Dataset items:
## start
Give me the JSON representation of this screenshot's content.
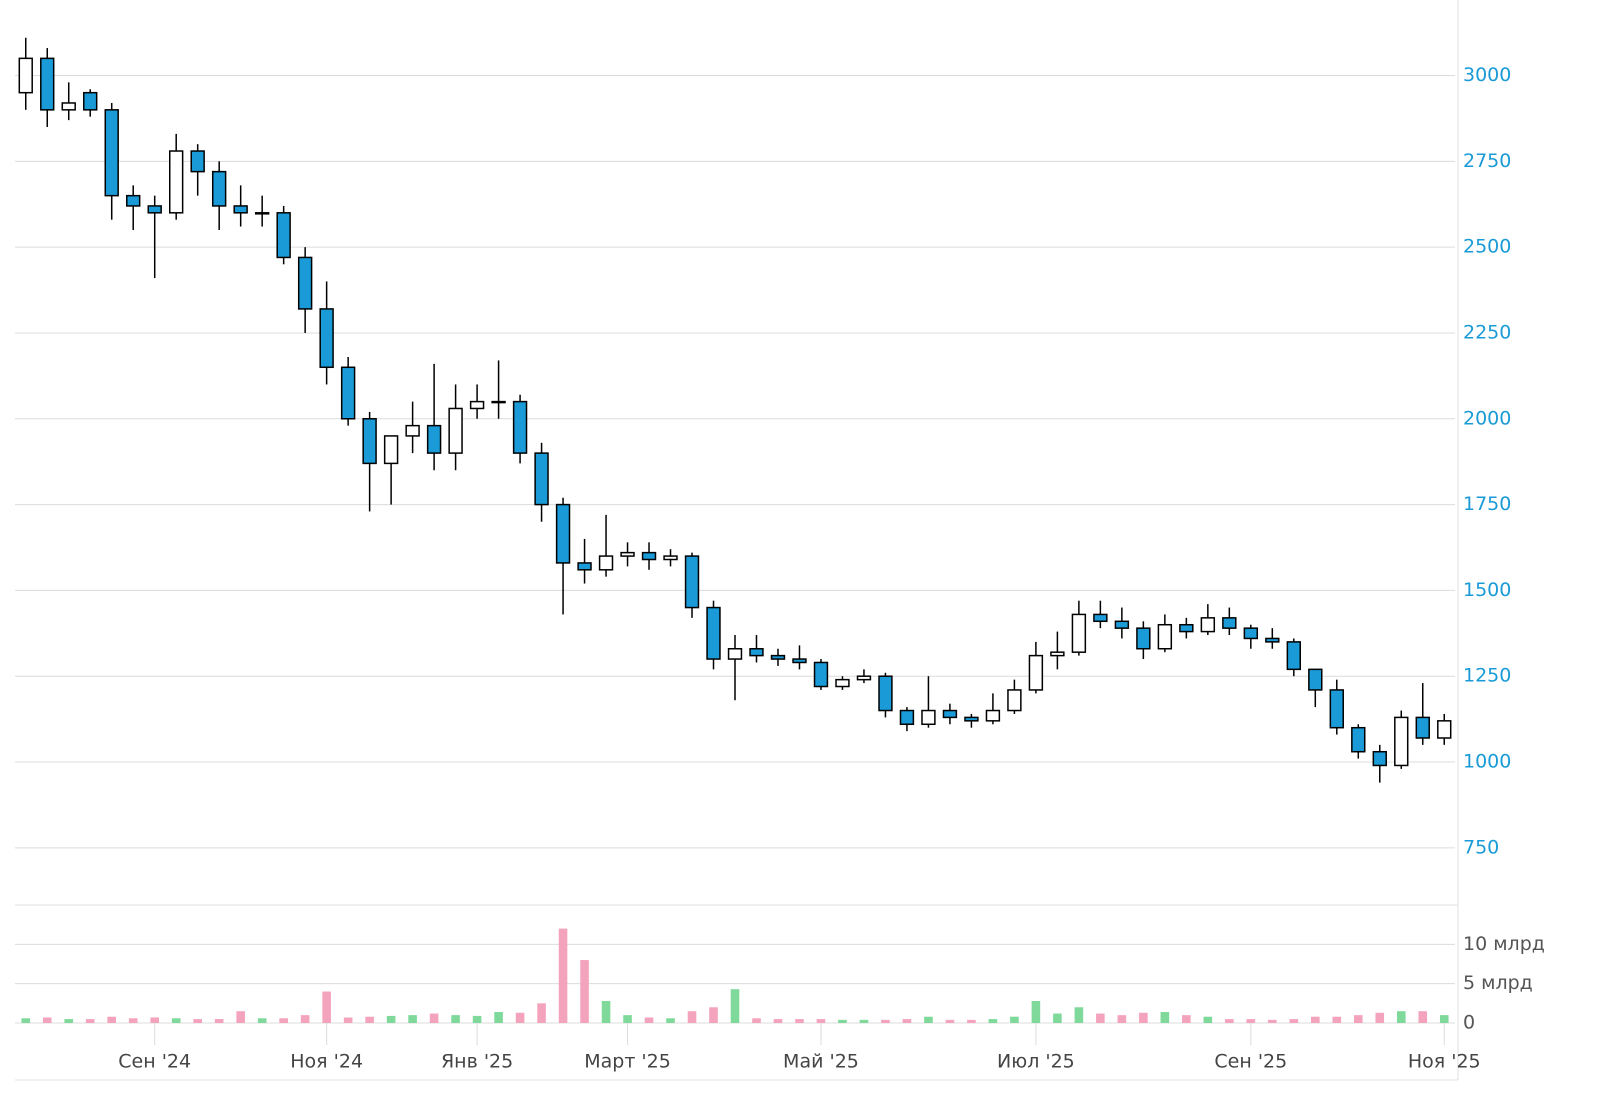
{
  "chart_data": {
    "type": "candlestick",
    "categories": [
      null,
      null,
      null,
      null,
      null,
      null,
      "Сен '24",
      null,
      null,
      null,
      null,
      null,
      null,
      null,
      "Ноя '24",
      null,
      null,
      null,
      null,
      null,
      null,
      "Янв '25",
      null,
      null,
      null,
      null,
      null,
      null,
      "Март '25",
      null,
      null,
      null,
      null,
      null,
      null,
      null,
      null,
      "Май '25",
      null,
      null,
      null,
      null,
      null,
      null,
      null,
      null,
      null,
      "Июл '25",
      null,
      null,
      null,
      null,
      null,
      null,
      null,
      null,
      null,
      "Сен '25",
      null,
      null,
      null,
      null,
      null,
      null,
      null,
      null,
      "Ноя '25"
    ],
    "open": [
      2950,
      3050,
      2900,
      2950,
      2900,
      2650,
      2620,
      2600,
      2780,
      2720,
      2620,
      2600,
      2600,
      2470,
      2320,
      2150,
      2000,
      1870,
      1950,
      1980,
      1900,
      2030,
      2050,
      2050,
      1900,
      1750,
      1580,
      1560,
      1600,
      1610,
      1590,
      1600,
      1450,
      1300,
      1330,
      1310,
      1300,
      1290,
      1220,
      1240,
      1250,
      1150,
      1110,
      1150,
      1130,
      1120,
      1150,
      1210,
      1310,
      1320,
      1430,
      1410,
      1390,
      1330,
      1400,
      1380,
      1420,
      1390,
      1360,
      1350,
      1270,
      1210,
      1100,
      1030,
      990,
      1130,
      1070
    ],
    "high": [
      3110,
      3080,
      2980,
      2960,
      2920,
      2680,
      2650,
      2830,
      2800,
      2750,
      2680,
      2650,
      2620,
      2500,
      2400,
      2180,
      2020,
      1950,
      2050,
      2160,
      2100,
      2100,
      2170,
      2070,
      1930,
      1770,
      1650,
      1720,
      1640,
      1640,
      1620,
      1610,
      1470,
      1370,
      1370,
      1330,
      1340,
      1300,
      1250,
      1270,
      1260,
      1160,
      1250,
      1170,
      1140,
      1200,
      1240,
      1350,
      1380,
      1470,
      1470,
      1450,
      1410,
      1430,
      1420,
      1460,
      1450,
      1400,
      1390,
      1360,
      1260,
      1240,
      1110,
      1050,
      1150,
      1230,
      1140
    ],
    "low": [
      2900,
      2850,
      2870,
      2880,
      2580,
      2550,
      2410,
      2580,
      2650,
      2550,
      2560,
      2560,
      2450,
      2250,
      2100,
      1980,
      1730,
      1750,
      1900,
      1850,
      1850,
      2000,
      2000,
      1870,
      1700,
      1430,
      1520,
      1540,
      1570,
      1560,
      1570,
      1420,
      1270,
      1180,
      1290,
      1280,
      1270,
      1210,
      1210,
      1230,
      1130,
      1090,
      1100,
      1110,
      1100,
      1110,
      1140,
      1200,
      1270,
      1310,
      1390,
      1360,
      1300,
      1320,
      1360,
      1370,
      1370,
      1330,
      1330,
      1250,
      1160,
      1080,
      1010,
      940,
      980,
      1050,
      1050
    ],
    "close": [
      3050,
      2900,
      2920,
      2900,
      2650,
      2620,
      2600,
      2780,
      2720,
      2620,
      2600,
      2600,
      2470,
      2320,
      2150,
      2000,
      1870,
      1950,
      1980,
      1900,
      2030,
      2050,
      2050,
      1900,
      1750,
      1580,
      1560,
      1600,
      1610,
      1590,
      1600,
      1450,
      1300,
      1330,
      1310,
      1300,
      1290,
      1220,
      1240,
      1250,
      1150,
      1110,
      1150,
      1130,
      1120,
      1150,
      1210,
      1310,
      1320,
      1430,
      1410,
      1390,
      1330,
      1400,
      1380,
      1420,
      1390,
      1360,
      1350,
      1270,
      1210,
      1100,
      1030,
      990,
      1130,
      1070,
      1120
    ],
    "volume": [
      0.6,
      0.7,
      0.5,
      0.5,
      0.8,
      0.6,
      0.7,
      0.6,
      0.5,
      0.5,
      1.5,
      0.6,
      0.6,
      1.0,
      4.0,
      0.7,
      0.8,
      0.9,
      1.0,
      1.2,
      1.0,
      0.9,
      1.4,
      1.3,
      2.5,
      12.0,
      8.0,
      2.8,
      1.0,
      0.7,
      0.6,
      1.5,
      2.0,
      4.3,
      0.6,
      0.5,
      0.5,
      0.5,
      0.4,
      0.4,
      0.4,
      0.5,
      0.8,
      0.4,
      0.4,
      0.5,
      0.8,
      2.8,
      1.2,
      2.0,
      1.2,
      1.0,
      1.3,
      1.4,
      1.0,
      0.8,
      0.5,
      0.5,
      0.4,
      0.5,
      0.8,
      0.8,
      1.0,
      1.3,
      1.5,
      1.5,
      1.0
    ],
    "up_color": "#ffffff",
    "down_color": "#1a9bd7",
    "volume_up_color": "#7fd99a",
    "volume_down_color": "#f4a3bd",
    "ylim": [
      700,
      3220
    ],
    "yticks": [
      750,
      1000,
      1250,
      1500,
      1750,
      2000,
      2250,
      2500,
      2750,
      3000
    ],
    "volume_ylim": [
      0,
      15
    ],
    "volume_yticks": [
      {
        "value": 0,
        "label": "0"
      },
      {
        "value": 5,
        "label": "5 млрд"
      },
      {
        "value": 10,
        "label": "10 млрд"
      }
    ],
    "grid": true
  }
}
## end
## Brief
Copy the records exactly as they appear, excluding images.

## Solution for this exercise
Give me the JSON representation of this screenshot's content.
{
  "chart_data": {
    "type": "candlestick",
    "categories": [
      null,
      null,
      null,
      null,
      null,
      null,
      "Сен '24",
      null,
      null,
      null,
      null,
      null,
      null,
      null,
      "Ноя '24",
      null,
      null,
      null,
      null,
      null,
      null,
      "Янв '25",
      null,
      null,
      null,
      null,
      null,
      null,
      "Март '25",
      null,
      null,
      null,
      null,
      null,
      null,
      null,
      null,
      "Май '25",
      null,
      null,
      null,
      null,
      null,
      null,
      null,
      null,
      null,
      "Июл '25",
      null,
      null,
      null,
      null,
      null,
      null,
      null,
      null,
      null,
      "Сен '25",
      null,
      null,
      null,
      null,
      null,
      null,
      null,
      null,
      "Ноя '25"
    ],
    "open": [
      2950,
      3050,
      2900,
      2950,
      2900,
      2650,
      2620,
      2600,
      2780,
      2720,
      2620,
      2600,
      2600,
      2470,
      2320,
      2150,
      2000,
      1870,
      1950,
      1980,
      1900,
      2030,
      2050,
      2050,
      1900,
      1750,
      1580,
      1560,
      1600,
      1610,
      1590,
      1600,
      1450,
      1300,
      1330,
      1310,
      1300,
      1290,
      1220,
      1240,
      1250,
      1150,
      1110,
      1150,
      1130,
      1120,
      1150,
      1210,
      1310,
      1320,
      1430,
      1410,
      1390,
      1330,
      1400,
      1380,
      1420,
      1390,
      1360,
      1350,
      1270,
      1210,
      1100,
      1030,
      990,
      1130,
      1070
    ],
    "high": [
      3110,
      3080,
      2980,
      2960,
      2920,
      2680,
      2650,
      2830,
      2800,
      2750,
      2680,
      2650,
      2620,
      2500,
      2400,
      2180,
      2020,
      1950,
      2050,
      2160,
      2100,
      2100,
      2170,
      2070,
      1930,
      1770,
      1650,
      1720,
      1640,
      1640,
      1620,
      1610,
      1470,
      1370,
      1370,
      1330,
      1340,
      1300,
      1250,
      1270,
      1260,
      1160,
      1250,
      1170,
      1140,
      1200,
      1240,
      1350,
      1380,
      1470,
      1470,
      1450,
      1410,
      1430,
      1420,
      1460,
      1450,
      1400,
      1390,
      1360,
      1260,
      1240,
      1110,
      1050,
      1150,
      1230,
      1140
    ],
    "low": [
      2900,
      2850,
      2870,
      2880,
      2580,
      2550,
      2410,
      2580,
      2650,
      2550,
      2560,
      2560,
      2450,
      2250,
      2100,
      1980,
      1730,
      1750,
      1900,
      1850,
      1850,
      2000,
      2000,
      1870,
      1700,
      1430,
      1520,
      1540,
      1570,
      1560,
      1570,
      1420,
      1270,
      1180,
      1290,
      1280,
      1270,
      1210,
      1210,
      1230,
      1130,
      1090,
      1100,
      1110,
      1100,
      1110,
      1140,
      1200,
      1270,
      1310,
      1390,
      1360,
      1300,
      1320,
      1360,
      1370,
      1370,
      1330,
      1330,
      1250,
      1160,
      1080,
      1010,
      940,
      980,
      1050,
      1050
    ],
    "close": [
      3050,
      2900,
      2920,
      2900,
      2650,
      2620,
      2600,
      2780,
      2720,
      2620,
      2600,
      2600,
      2470,
      2320,
      2150,
      2000,
      1870,
      1950,
      1980,
      1900,
      2030,
      2050,
      2050,
      1900,
      1750,
      1580,
      1560,
      1600,
      1610,
      1590,
      1600,
      1450,
      1300,
      1330,
      1310,
      1300,
      1290,
      1220,
      1240,
      1250,
      1150,
      1110,
      1150,
      1130,
      1120,
      1150,
      1210,
      1310,
      1320,
      1430,
      1410,
      1390,
      1330,
      1400,
      1380,
      1420,
      1390,
      1360,
      1350,
      1270,
      1210,
      1100,
      1030,
      990,
      1130,
      1070,
      1120
    ],
    "volume": [
      0.6,
      0.7,
      0.5,
      0.5,
      0.8,
      0.6,
      0.7,
      0.6,
      0.5,
      0.5,
      1.5,
      0.6,
      0.6,
      1.0,
      4.0,
      0.7,
      0.8,
      0.9,
      1.0,
      1.2,
      1.0,
      0.9,
      1.4,
      1.3,
      2.5,
      12.0,
      8.0,
      2.8,
      1.0,
      0.7,
      0.6,
      1.5,
      2.0,
      4.3,
      0.6,
      0.5,
      0.5,
      0.5,
      0.4,
      0.4,
      0.4,
      0.5,
      0.8,
      0.4,
      0.4,
      0.5,
      0.8,
      2.8,
      1.2,
      2.0,
      1.2,
      1.0,
      1.3,
      1.4,
      1.0,
      0.8,
      0.5,
      0.5,
      0.4,
      0.5,
      0.8,
      0.8,
      1.0,
      1.3,
      1.5,
      1.5,
      1.0
    ],
    "up_color": "#ffffff",
    "down_color": "#1a9bd7",
    "volume_up_color": "#7fd99a",
    "volume_down_color": "#f4a3bd",
    "ylim": [
      700,
      3220
    ],
    "yticks": [
      750,
      1000,
      1250,
      1500,
      1750,
      2000,
      2250,
      2500,
      2750,
      3000
    ],
    "volume_ylim": [
      0,
      15
    ],
    "volume_yticks": [
      {
        "value": 0,
        "label": "0"
      },
      {
        "value": 5,
        "label": "5 млрд"
      },
      {
        "value": 10,
        "label": "10 млрд"
      }
    ],
    "grid": true
  }
}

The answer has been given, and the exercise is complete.